# start of DATA SECTION

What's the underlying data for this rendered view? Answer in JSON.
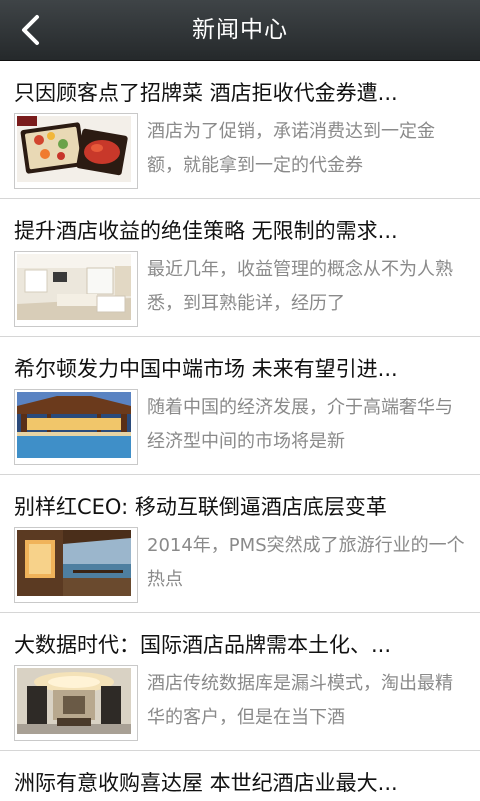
{
  "header": {
    "title": "新闻中心",
    "back_icon": "chevron-left-icon"
  },
  "colors": {
    "header_bg": "#2f3436",
    "title_text": "#111111",
    "summary_text": "#8a8a8a",
    "divider": "#d6d6d6"
  },
  "news": [
    {
      "title": "只因顾客点了招牌菜 酒店拒收代金券遭...",
      "summary": "酒店为了促销，承诺消费达到一定金额，就能拿到一定的代金券",
      "thumb": "food-platter-image"
    },
    {
      "title": "提升酒店收益的绝佳策略 无限制的需求...",
      "summary": "最近几年，收益管理的概念从不为人熟悉，到耳熟能详，经历了",
      "thumb": "hotel-room-image"
    },
    {
      "title": "希尔顿发力中国中端市场 未来有望引进...",
      "summary": "随着中国的经济发展，介于高端奢华与经济型中间的市场将是新",
      "thumb": "resort-pool-image"
    },
    {
      "title": "别样红CEO: 移动互联倒逼酒店底层变革",
      "summary": "2014年，PMS突然成了旅游行业的一个热点",
      "thumb": "resort-terrace-image"
    },
    {
      "title": "大数据时代：国际酒店品牌需本土化、...",
      "summary": "酒店传统数据库是漏斗模式，淘出最精华的客户，但是在当下酒",
      "thumb": "hotel-lobby-image"
    },
    {
      "title": "洲际有意收购喜达屋 本世纪酒店业最大..."
    }
  ]
}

# end of DATA SECTION

- _PROBLEM DESCRIPTION_:
Without the pictures, transcribe the listing above exactly.

- _RESULT FOR THIS EXERCISE_:
What's the underlying data for this rendered view? Answer in JSON.
{
  "header": {
    "title": "新闻中心",
    "back_icon": "chevron-left-icon"
  },
  "colors": {
    "header_bg": "#2f3436",
    "title_text": "#111111",
    "summary_text": "#8a8a8a",
    "divider": "#d6d6d6"
  },
  "news": [
    {
      "title": "只因顾客点了招牌菜 酒店拒收代金券遭...",
      "summary": "酒店为了促销，承诺消费达到一定金额，就能拿到一定的代金券",
      "thumb": "food-platter-image"
    },
    {
      "title": "提升酒店收益的绝佳策略 无限制的需求...",
      "summary": "最近几年，收益管理的概念从不为人熟悉，到耳熟能详，经历了",
      "thumb": "hotel-room-image"
    },
    {
      "title": "希尔顿发力中国中端市场 未来有望引进...",
      "summary": "随着中国的经济发展，介于高端奢华与经济型中间的市场将是新",
      "thumb": "resort-pool-image"
    },
    {
      "title": "别样红CEO: 移动互联倒逼酒店底层变革",
      "summary": "2014年，PMS突然成了旅游行业的一个热点",
      "thumb": "resort-terrace-image"
    },
    {
      "title": "大数据时代：国际酒店品牌需本土化、...",
      "summary": "酒店传统数据库是漏斗模式，淘出最精华的客户，但是在当下酒",
      "thumb": "hotel-lobby-image"
    },
    {
      "title": "洲际有意收购喜达屋 本世纪酒店业最大..."
    }
  ]
}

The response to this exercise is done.